** Begin **

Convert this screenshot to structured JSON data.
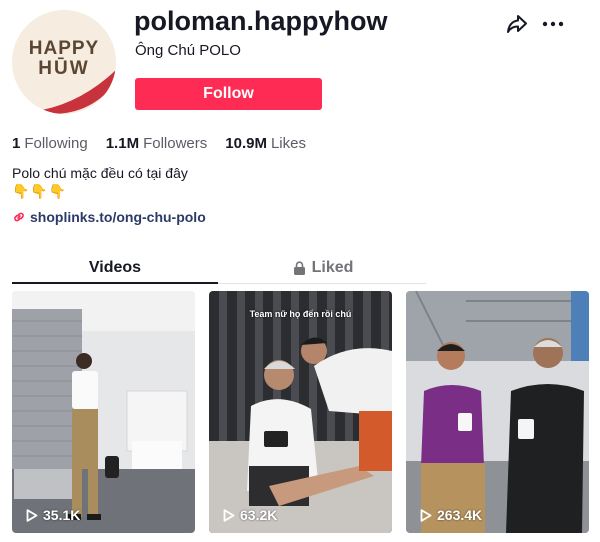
{
  "profile": {
    "avatar_line1": "HAPPY",
    "avatar_line2": "HŪW",
    "username": "poloman.happyhow",
    "nickname": "Ông Chú POLO",
    "follow_label": "Follow"
  },
  "stats": {
    "following_count": "1",
    "following_label": "Following",
    "followers_count": "1.1M",
    "followers_label": "Followers",
    "likes_count": "10.9M",
    "likes_label": "Likes"
  },
  "bio": {
    "text": "Polo chú mặc đều có tại đây",
    "emojis": "👇👇👇",
    "link": "shoplinks.to/ong-chu-polo"
  },
  "tabs": {
    "videos": "Videos",
    "liked": "Liked"
  },
  "videos": [
    {
      "views": "35.1K",
      "caption": ""
    },
    {
      "views": "63.2K",
      "caption": "Team nữ họ đến rồi chú"
    },
    {
      "views": "263.4K",
      "caption": ""
    }
  ],
  "colors": {
    "accent": "#fe2c55",
    "link": "#2b3a67",
    "text_secondary": "#5b5d66"
  },
  "icons": {
    "share": "share-icon",
    "more": "more-icon",
    "link": "link-icon",
    "lock": "lock-icon",
    "play": "play-icon"
  }
}
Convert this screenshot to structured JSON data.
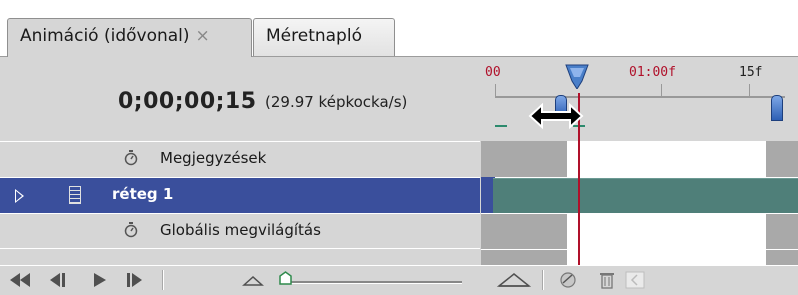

** End **

Your job is to transcribe the entries above exactly; skip the pictures.

▶ _FULL RESPONSE_:
Convert this screenshot to structured JSON data.
{
  "profile": {
    "avatar_line1": "HAPPY",
    "avatar_line2": "HŪW",
    "username": "poloman.happyhow",
    "nickname": "Ông Chú POLO",
    "follow_label": "Follow"
  },
  "stats": {
    "following_count": "1",
    "following_label": "Following",
    "followers_count": "1.1M",
    "followers_label": "Followers",
    "likes_count": "10.9M",
    "likes_label": "Likes"
  },
  "bio": {
    "text": "Polo chú mặc đều có tại đây",
    "emojis": "👇👇👇",
    "link": "shoplinks.to/ong-chu-polo"
  },
  "tabs": {
    "videos": "Videos",
    "liked": "Liked"
  },
  "videos": [
    {
      "views": "35.1K",
      "caption": ""
    },
    {
      "views": "63.2K",
      "caption": "Team nữ họ đến rồi chú"
    },
    {
      "views": "263.4K",
      "caption": ""
    }
  ],
  "colors": {
    "accent": "#fe2c55",
    "link": "#2b3a67",
    "text_secondary": "#5b5d66"
  },
  "icons": {
    "share": "share-icon",
    "more": "more-icon",
    "link": "link-icon",
    "lock": "lock-icon",
    "play": "play-icon"
  }
}
Convert this screenshot to structured JSON data.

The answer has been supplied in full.